*Directions*:
Reproduce the material word for word; the images stay out.

§ §

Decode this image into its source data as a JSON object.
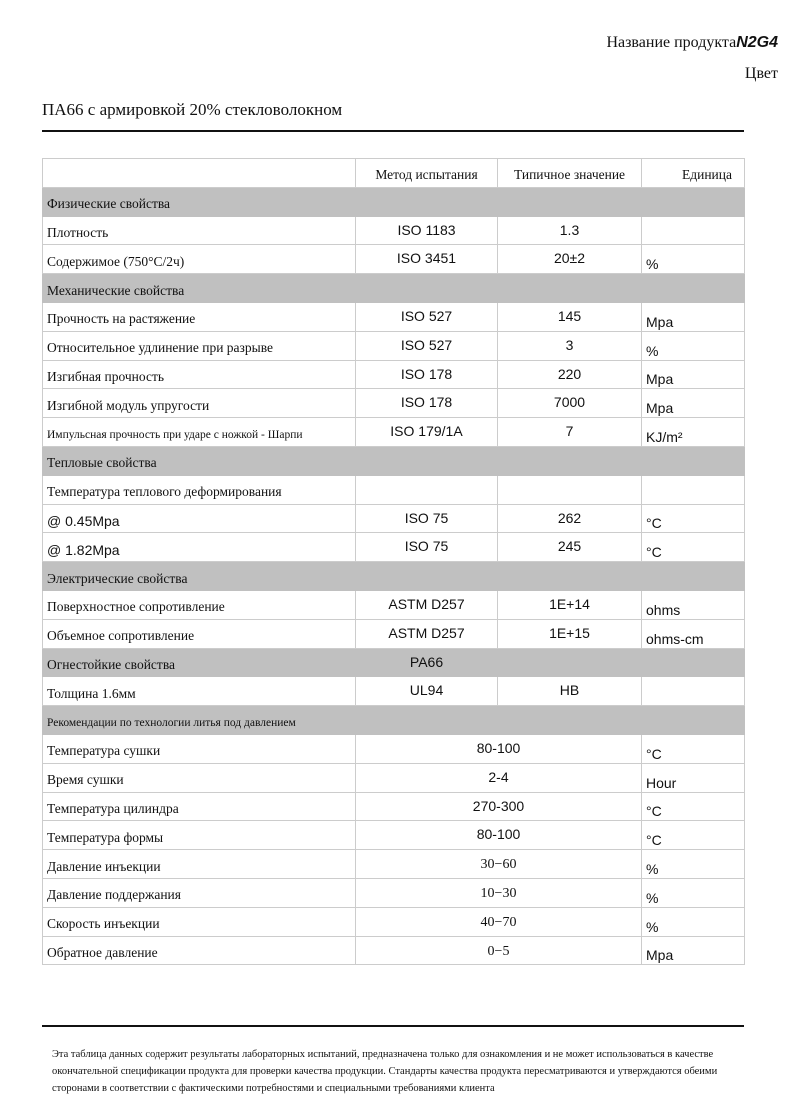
{
  "header": {
    "product_name_label": "Название продукта",
    "product_name": "N2G4",
    "color_label": "Цвет",
    "subtitle": "ПА66 с армировкой 20% стекловолокном"
  },
  "table": {
    "columns": [
      "",
      "Метод испытания",
      "Типичное значение",
      "Единица"
    ],
    "rows": [
      {
        "type": "section",
        "label": "Физические свойства"
      },
      {
        "type": "row",
        "label": "Плотность",
        "method": "ISO 1183",
        "value": "1.3",
        "unit": ""
      },
      {
        "type": "row",
        "label": "Содержимое (750°C/2ч)",
        "method": "ISO 3451",
        "value": "20±2",
        "unit": "%"
      },
      {
        "type": "section",
        "label": "Механические свойства"
      },
      {
        "type": "row",
        "label": "Прочность на растяжение",
        "method": "ISO 527",
        "value": "145",
        "unit": "Mpa"
      },
      {
        "type": "row",
        "label": "Относительное удлинение при разрыве",
        "method": "ISO 527",
        "value": "3",
        "unit": "%"
      },
      {
        "type": "row",
        "label": "Изгибная прочность",
        "method": "ISO 178",
        "value": "220",
        "unit": "Mpa"
      },
      {
        "type": "row",
        "label": "Изгибной модуль упругости",
        "method": "ISO 178",
        "value": "7000",
        "unit": "Mpa"
      },
      {
        "type": "row",
        "label": "Импульсная прочность при ударе с ножкой - Шарпи",
        "method": "ISO 179/1A",
        "value": "7",
        "unit": "KJ/m²",
        "small": true
      },
      {
        "type": "section",
        "label": "Тепловые свойства"
      },
      {
        "type": "row",
        "label": "Температура теплового деформирования",
        "method": "",
        "value": "",
        "unit": ""
      },
      {
        "type": "row",
        "label": "@ 0.45Mpa",
        "method": "ISO 75",
        "value": "262",
        "unit": "°C",
        "sans": true
      },
      {
        "type": "row",
        "label": "@ 1.82Mpa",
        "method": "ISO 75",
        "value": "245",
        "unit": "°C",
        "sans": true
      },
      {
        "type": "section",
        "label": "Электрические свойства"
      },
      {
        "type": "row",
        "label": "Поверхностное сопротивление",
        "method": "ASTM D257",
        "value": "1E+14",
        "unit": "ohms"
      },
      {
        "type": "row",
        "label": "Объемное сопротивление",
        "method": "ASTM D257",
        "value": "1E+15",
        "unit": "ohms-cm"
      },
      {
        "type": "section",
        "label": "Огнестойкие свойства",
        "method": "PA66"
      },
      {
        "type": "row",
        "label": "Толщина 1.6мм",
        "method": "UL94",
        "value": "HB",
        "unit": ""
      },
      {
        "type": "section",
        "label": "Рекомендации по технологии литья под давлением",
        "small": true
      },
      {
        "type": "merged",
        "label": "Температура сушки",
        "value": "80-100",
        "unit": "°C"
      },
      {
        "type": "merged",
        "label": "Время сушки",
        "value": "2-4",
        "unit": "Hour"
      },
      {
        "type": "merged",
        "label": "Температура цилиндра",
        "value": "270-300",
        "unit": "°C"
      },
      {
        "type": "merged",
        "label": "Температура формы",
        "value": "80-100",
        "unit": "°C"
      },
      {
        "type": "merged",
        "label": "Давление инъекции",
        "value": "30−60",
        "unit": "%",
        "serif": true
      },
      {
        "type": "merged",
        "label": "Давление поддержания",
        "value": "10−30",
        "unit": "%",
        "serif": true
      },
      {
        "type": "merged",
        "label": "Скорость инъекции",
        "value": "40−70",
        "unit": "%",
        "serif": true
      },
      {
        "type": "merged",
        "label": "Обратное давление",
        "value": "0−5",
        "unit": "Mpa",
        "serif": true
      }
    ]
  },
  "footer": {
    "disclaimer": "Эта таблица данных содержит результаты лабораторных испытаний, предназначена только для ознакомления и не может использоваться в качестве окончательной спецификации продукта для проверки качества продукции. Стандарты качества продукта пересматриваются и утверждаются обеими сторонами в соответствии с фактическими потребностями и специальными требованиями клиента"
  }
}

§ §

*Exercise solution*:
Decode this image into its source data as a JSON object.
{
  "header": {
    "product_name_label": "Название продукта",
    "product_name": "N2G4",
    "color_label": "Цвет",
    "subtitle": "ПА66 с армировкой 20% стекловолокном"
  },
  "table": {
    "columns": [
      "",
      "Метод испытания",
      "Типичное значение",
      "Единица"
    ],
    "rows": [
      {
        "type": "section",
        "label": "Физические свойства"
      },
      {
        "type": "row",
        "label": "Плотность",
        "method": "ISO 1183",
        "value": "1.3",
        "unit": ""
      },
      {
        "type": "row",
        "label": "Содержимое (750°C/2ч)",
        "method": "ISO 3451",
        "value": "20±2",
        "unit": "%"
      },
      {
        "type": "section",
        "label": "Механические свойства"
      },
      {
        "type": "row",
        "label": "Прочность на растяжение",
        "method": "ISO 527",
        "value": "145",
        "unit": "Mpa"
      },
      {
        "type": "row",
        "label": "Относительное удлинение при разрыве",
        "method": "ISO 527",
        "value": "3",
        "unit": "%"
      },
      {
        "type": "row",
        "label": "Изгибная прочность",
        "method": "ISO 178",
        "value": "220",
        "unit": "Mpa"
      },
      {
        "type": "row",
        "label": "Изгибной модуль упругости",
        "method": "ISO 178",
        "value": "7000",
        "unit": "Mpa"
      },
      {
        "type": "row",
        "label": "Импульсная прочность при ударе с ножкой - Шарпи",
        "method": "ISO 179/1A",
        "value": "7",
        "unit": "KJ/m²",
        "small": true
      },
      {
        "type": "section",
        "label": "Тепловые свойства"
      },
      {
        "type": "row",
        "label": "Температура теплового деформирования",
        "method": "",
        "value": "",
        "unit": ""
      },
      {
        "type": "row",
        "label": "@ 0.45Mpa",
        "method": "ISO 75",
        "value": "262",
        "unit": "°C",
        "sans": true
      },
      {
        "type": "row",
        "label": "@ 1.82Mpa",
        "method": "ISO 75",
        "value": "245",
        "unit": "°C",
        "sans": true
      },
      {
        "type": "section",
        "label": "Электрические свойства"
      },
      {
        "type": "row",
        "label": "Поверхностное сопротивление",
        "method": "ASTM D257",
        "value": "1E+14",
        "unit": "ohms"
      },
      {
        "type": "row",
        "label": "Объемное сопротивление",
        "method": "ASTM D257",
        "value": "1E+15",
        "unit": "ohms-cm"
      },
      {
        "type": "section",
        "label": "Огнестойкие свойства",
        "method": "PA66"
      },
      {
        "type": "row",
        "label": "Толщина 1.6мм",
        "method": "UL94",
        "value": "HB",
        "unit": ""
      },
      {
        "type": "section",
        "label": "Рекомендации по технологии литья под давлением",
        "small": true
      },
      {
        "type": "merged",
        "label": "Температура сушки",
        "value": "80-100",
        "unit": "°C"
      },
      {
        "type": "merged",
        "label": "Время сушки",
        "value": "2-4",
        "unit": "Hour"
      },
      {
        "type": "merged",
        "label": "Температура цилиндра",
        "value": "270-300",
        "unit": "°C"
      },
      {
        "type": "merged",
        "label": "Температура формы",
        "value": "80-100",
        "unit": "°C"
      },
      {
        "type": "merged",
        "label": "Давление инъекции",
        "value": "30−60",
        "unit": "%",
        "serif": true
      },
      {
        "type": "merged",
        "label": "Давление поддержания",
        "value": "10−30",
        "unit": "%",
        "serif": true
      },
      {
        "type": "merged",
        "label": "Скорость инъекции",
        "value": "40−70",
        "unit": "%",
        "serif": true
      },
      {
        "type": "merged",
        "label": "Обратное давление",
        "value": "0−5",
        "unit": "Mpa",
        "serif": true
      }
    ]
  },
  "footer": {
    "disclaimer": "Эта таблица данных содержит результаты лабораторных испытаний, предназначена только для ознакомления и не может использоваться в качестве окончательной спецификации продукта для проверки качества продукции. Стандарты качества продукта пересматриваются и утверждаются обеими сторонами в соответствии с фактическими потребностями и специальными требованиями клиента"
  }
}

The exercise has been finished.